Here are some entries; quote each one exactly.

^^^^^^^^^^^^^^^^

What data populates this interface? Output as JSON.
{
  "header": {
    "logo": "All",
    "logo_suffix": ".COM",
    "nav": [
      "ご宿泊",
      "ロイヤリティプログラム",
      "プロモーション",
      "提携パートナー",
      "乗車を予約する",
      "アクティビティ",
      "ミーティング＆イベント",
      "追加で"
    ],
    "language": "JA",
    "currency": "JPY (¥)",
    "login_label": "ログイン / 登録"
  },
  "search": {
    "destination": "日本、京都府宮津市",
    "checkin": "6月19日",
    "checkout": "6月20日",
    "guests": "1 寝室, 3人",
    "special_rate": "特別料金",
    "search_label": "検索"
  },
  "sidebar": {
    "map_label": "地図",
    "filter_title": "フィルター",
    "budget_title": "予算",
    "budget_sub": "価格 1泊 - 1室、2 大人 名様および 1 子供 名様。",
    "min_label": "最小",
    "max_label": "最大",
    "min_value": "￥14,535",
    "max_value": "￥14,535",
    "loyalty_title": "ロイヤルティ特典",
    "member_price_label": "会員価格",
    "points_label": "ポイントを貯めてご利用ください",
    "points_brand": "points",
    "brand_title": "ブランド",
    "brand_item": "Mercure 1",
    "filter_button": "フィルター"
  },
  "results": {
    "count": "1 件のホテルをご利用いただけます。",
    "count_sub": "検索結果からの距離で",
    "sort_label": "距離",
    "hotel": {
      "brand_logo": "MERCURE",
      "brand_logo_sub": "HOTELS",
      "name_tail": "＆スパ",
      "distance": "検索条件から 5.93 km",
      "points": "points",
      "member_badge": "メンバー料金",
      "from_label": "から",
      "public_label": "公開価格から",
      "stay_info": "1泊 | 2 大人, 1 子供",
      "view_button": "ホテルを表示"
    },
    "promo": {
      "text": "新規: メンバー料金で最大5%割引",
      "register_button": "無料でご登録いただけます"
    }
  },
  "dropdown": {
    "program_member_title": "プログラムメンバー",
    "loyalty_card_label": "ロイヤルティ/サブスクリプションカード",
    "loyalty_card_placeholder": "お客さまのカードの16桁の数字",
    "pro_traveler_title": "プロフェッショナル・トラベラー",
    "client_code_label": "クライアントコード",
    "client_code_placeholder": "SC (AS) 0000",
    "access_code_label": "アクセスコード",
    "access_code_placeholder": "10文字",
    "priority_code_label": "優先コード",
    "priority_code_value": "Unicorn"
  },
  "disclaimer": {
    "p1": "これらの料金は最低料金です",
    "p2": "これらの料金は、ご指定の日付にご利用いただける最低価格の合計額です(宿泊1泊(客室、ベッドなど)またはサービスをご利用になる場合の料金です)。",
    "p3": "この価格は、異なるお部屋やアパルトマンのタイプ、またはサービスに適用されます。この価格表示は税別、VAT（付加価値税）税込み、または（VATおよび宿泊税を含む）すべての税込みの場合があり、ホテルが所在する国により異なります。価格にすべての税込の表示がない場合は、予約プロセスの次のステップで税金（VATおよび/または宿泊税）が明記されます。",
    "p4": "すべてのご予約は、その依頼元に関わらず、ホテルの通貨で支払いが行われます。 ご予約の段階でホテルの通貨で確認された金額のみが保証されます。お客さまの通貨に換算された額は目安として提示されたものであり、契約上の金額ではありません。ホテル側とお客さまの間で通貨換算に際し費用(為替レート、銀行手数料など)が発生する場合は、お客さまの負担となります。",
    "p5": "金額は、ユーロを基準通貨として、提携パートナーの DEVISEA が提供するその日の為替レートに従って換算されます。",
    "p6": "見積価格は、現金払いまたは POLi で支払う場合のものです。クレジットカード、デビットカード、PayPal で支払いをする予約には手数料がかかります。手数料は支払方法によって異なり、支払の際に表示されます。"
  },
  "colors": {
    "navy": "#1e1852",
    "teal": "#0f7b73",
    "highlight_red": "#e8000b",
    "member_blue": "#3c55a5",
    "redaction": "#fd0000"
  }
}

^^^^^^^^^^^^^^^^

Written solution ::
What data populates this interface? Output as JSON.
{
  "header": {
    "logo": "All",
    "logo_suffix": ".COM",
    "nav": [
      "ご宿泊",
      "ロイヤリティプログラム",
      "プロモーション",
      "提携パートナー",
      "乗車を予約する",
      "アクティビティ",
      "ミーティング＆イベント",
      "追加で"
    ],
    "language": "JA",
    "currency": "JPY (¥)",
    "login_label": "ログイン / 登録"
  },
  "search": {
    "destination": "日本、京都府宮津市",
    "checkin": "6月19日",
    "checkout": "6月20日",
    "guests": "1 寝室, 3人",
    "special_rate": "特別料金",
    "search_label": "検索"
  },
  "sidebar": {
    "map_label": "地図",
    "filter_title": "フィルター",
    "budget_title": "予算",
    "budget_sub": "価格 1泊 - 1室、2 大人 名様および 1 子供 名様。",
    "min_label": "最小",
    "max_label": "最大",
    "min_value": "￥14,535",
    "max_value": "￥14,535",
    "loyalty_title": "ロイヤルティ特典",
    "member_price_label": "会員価格",
    "points_label": "ポイントを貯めてご利用ください",
    "points_brand": "points",
    "brand_title": "ブランド",
    "brand_item": "Mercure 1",
    "filter_button": "フィルター"
  },
  "results": {
    "count": "1 件のホテルをご利用いただけます。",
    "count_sub": "検索結果からの距離で",
    "sort_label": "距離",
    "hotel": {
      "brand_logo": "MERCURE",
      "brand_logo_sub": "HOTELS",
      "name_tail": "＆スパ",
      "distance": "検索条件から 5.93 km",
      "points": "points",
      "member_badge": "メンバー料金",
      "from_label": "から",
      "public_label": "公開価格から",
      "stay_info": "1泊 | 2 大人, 1 子供",
      "view_button": "ホテルを表示"
    },
    "promo": {
      "text": "新規: メンバー料金で最大5%割引",
      "register_button": "無料でご登録いただけます"
    }
  },
  "dropdown": {
    "program_member_title": "プログラムメンバー",
    "loyalty_card_label": "ロイヤルティ/サブスクリプションカード",
    "loyalty_card_placeholder": "お客さまのカードの16桁の数字",
    "pro_traveler_title": "プロフェッショナル・トラベラー",
    "client_code_label": "クライアントコード",
    "client_code_placeholder": "SC (AS) 0000",
    "access_code_label": "アクセスコード",
    "access_code_placeholder": "10文字",
    "priority_code_label": "優先コード",
    "priority_code_value": "Unicorn"
  },
  "disclaimer": {
    "p1": "これらの料金は最低料金です",
    "p2": "これらの料金は、ご指定の日付にご利用いただける最低価格の合計額です(宿泊1泊(客室、ベッドなど)またはサービスをご利用になる場合の料金です)。",
    "p3": "この価格は、異なるお部屋やアパルトマンのタイプ、またはサービスに適用されます。この価格表示は税別、VAT（付加価値税）税込み、または（VATおよび宿泊税を含む）すべての税込みの場合があり、ホテルが所在する国により異なります。価格にすべての税込の表示がない場合は、予約プロセスの次のステップで税金（VATおよび/または宿泊税）が明記されます。",
    "p4": "すべてのご予約は、その依頼元に関わらず、ホテルの通貨で支払いが行われます。 ご予約の段階でホテルの通貨で確認された金額のみが保証されます。お客さまの通貨に換算された額は目安として提示されたものであり、契約上の金額ではありません。ホテル側とお客さまの間で通貨換算に際し費用(為替レート、銀行手数料など)が発生する場合は、お客さまの負担となります。",
    "p5": "金額は、ユーロを基準通貨として、提携パートナーの DEVISEA が提供するその日の為替レートに従って換算されます。",
    "p6": "見積価格は、現金払いまたは POLi で支払う場合のものです。クレジットカード、デビットカード、PayPal で支払いをする予約には手数料がかかります。手数料は支払方法によって異なり、支払の際に表示されます。"
  },
  "colors": {
    "navy": "#1e1852",
    "teal": "#0f7b73",
    "highlight_red": "#e8000b",
    "member_blue": "#3c55a5",
    "redaction": "#fd0000"
  }
}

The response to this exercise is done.